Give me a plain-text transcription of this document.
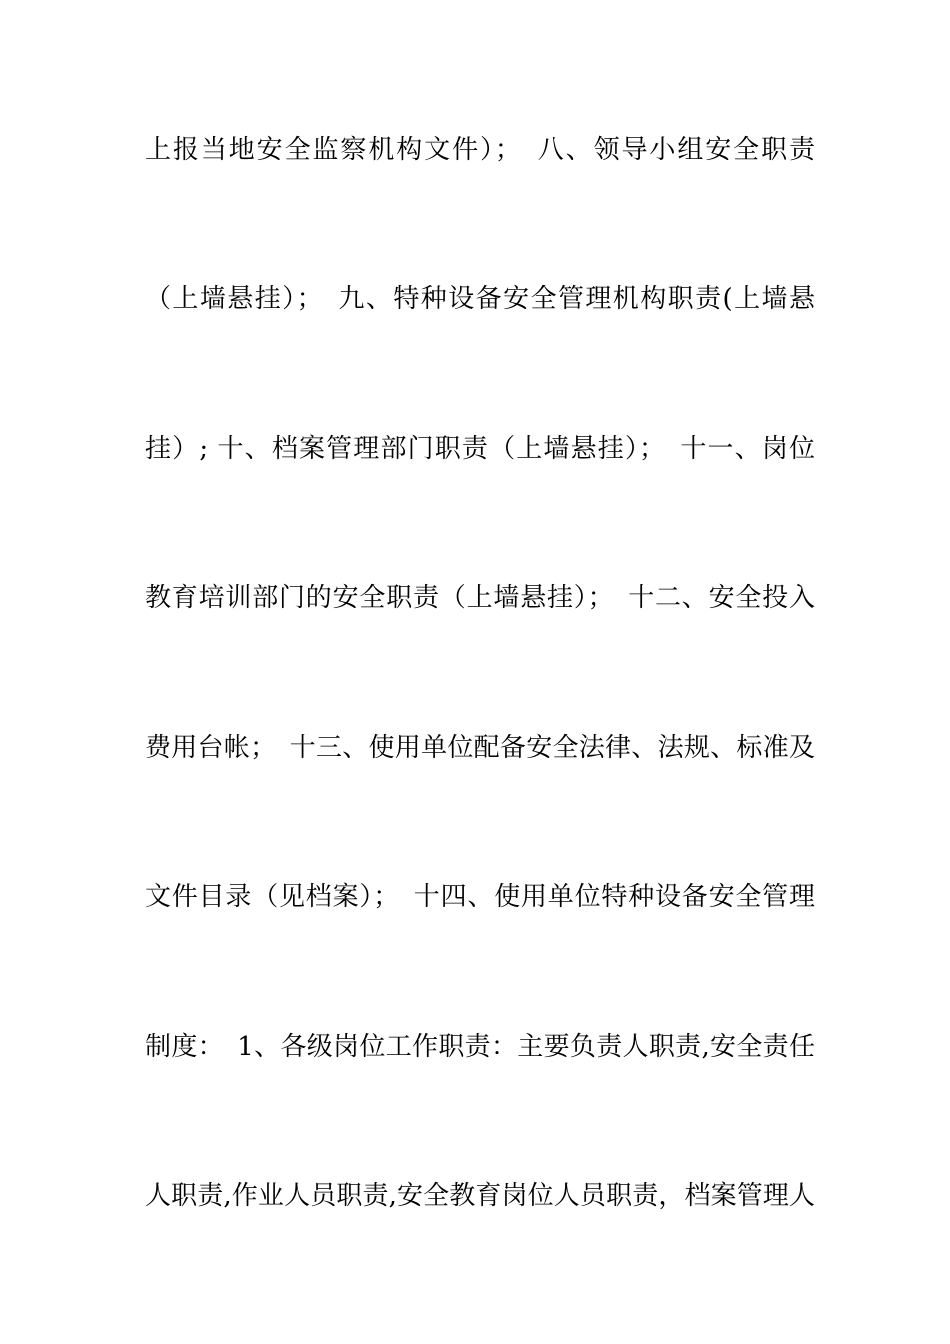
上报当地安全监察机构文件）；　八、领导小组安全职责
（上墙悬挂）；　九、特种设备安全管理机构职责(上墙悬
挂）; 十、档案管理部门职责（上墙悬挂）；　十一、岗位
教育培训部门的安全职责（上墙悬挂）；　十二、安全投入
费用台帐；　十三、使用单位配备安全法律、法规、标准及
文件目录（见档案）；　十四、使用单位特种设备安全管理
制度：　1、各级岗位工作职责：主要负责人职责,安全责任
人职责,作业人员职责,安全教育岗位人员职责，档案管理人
++++++++++++++++++++
Exclude the pictures and transcribe all of the entries exactly.

### RESPONSE TO THE EXERCISE
Give me a plain-text transcription of this document.
上报当地安全监察机构文件）；　八、领导小组安全职责
（上墙悬挂）；　九、特种设备安全管理机构职责(上墙悬
挂）; 十、档案管理部门职责（上墙悬挂）；　十一、岗位
教育培训部门的安全职责（上墙悬挂）；　十二、安全投入
费用台帐；　十三、使用单位配备安全法律、法规、标准及
文件目录（见档案）；　十四、使用单位特种设备安全管理
制度：　1、各级岗位工作职责：主要负责人职责,安全责任
人职责,作业人员职责,安全教育岗位人员职责，档案管理人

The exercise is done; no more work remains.